Job: Copy every line from the one containing "Decode this image" through the last line of the records below, both included, and nothing else.

Exercise inputs:
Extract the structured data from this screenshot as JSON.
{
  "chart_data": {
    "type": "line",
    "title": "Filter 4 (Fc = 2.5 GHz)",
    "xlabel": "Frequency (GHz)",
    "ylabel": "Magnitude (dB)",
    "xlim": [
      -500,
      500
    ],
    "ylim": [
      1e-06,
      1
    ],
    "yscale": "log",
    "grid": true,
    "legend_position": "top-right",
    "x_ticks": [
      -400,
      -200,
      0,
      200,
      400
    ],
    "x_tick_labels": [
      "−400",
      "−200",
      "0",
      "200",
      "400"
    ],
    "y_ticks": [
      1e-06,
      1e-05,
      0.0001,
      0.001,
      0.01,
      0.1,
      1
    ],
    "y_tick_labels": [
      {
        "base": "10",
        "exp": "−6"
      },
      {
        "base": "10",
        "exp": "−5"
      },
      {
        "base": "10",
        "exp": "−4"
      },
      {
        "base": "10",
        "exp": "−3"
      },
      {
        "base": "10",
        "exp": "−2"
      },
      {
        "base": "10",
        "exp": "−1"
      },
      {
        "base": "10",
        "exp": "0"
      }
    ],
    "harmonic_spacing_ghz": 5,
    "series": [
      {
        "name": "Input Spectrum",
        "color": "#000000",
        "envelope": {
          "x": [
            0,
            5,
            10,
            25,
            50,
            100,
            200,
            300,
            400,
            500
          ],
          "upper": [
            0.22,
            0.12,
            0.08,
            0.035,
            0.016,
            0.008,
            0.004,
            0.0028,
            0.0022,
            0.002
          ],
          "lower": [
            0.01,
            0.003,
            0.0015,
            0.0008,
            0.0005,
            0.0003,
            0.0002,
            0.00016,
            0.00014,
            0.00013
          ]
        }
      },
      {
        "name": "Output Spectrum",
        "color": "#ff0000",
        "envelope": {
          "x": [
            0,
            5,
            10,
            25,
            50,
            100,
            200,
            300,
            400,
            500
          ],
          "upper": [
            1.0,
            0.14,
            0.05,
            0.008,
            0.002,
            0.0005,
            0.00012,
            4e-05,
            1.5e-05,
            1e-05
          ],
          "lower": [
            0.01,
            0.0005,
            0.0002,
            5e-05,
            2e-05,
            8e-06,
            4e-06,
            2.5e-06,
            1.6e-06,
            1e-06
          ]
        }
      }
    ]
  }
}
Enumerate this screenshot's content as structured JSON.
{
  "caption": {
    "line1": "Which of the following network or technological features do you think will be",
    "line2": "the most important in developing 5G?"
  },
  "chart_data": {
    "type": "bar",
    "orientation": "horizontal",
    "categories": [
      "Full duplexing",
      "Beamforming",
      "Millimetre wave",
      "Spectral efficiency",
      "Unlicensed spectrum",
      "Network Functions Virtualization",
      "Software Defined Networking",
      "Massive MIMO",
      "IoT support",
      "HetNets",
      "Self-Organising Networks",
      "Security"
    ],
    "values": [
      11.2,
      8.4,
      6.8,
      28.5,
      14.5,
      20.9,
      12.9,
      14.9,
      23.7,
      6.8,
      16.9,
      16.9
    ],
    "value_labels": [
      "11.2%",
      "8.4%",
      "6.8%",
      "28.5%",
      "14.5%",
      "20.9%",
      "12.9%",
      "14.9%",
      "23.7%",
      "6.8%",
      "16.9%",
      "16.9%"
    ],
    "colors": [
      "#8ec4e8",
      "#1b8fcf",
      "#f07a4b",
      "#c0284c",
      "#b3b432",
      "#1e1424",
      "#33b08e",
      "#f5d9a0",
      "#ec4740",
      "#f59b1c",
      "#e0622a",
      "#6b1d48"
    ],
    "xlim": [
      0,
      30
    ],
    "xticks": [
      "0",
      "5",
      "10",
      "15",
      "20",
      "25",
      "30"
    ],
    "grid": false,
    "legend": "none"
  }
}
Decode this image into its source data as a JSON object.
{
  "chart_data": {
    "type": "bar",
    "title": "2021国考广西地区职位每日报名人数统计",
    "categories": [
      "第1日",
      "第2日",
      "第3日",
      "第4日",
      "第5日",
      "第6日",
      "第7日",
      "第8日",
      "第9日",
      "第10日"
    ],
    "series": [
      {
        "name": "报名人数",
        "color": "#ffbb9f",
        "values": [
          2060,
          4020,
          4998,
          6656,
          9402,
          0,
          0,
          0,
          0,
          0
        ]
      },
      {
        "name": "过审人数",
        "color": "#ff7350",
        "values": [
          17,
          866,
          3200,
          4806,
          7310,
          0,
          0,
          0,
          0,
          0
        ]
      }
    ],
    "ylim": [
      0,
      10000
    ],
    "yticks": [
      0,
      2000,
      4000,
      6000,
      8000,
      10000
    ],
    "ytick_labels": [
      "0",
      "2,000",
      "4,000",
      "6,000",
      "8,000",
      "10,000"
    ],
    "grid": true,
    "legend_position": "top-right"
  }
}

Output of the exercise:
Decode this image into its source data as a JSON object.
{
  "chart_data": {
    "type": "bar",
    "title": "2021国考广西地区职位每日报名人数统计",
    "categories": [
      "第1日",
      "第2日",
      "第3日",
      "第4日",
      "第5日",
      "第6日",
      "第7日",
      "第8日",
      "第9日",
      "第10日"
    ],
    "series": [
      {
        "name": "报名人数",
        "color": "#ffbb9f",
        "values": [
          2060,
          4020,
          4998,
          6656,
          9402,
          0,
          0,
          0,
          0,
          0
        ]
      },
      {
        "name": "过审人数",
        "color": "#ff7350",
        "values": [
          17,
          866,
          3200,
          4806,
          7310,
          0,
          0,
          0,
          0,
          0
        ]
      }
    ],
    "ylim": [
      0,
      10000
    ],
    "yticks": [
      0,
      2000,
      4000,
      6000,
      8000,
      10000
    ],
    "ytick_labels": [
      "0",
      "2,000",
      "4,000",
      "6,000",
      "8,000",
      "10,000"
    ],
    "grid": true,
    "legend_position": "top-right"
  }
}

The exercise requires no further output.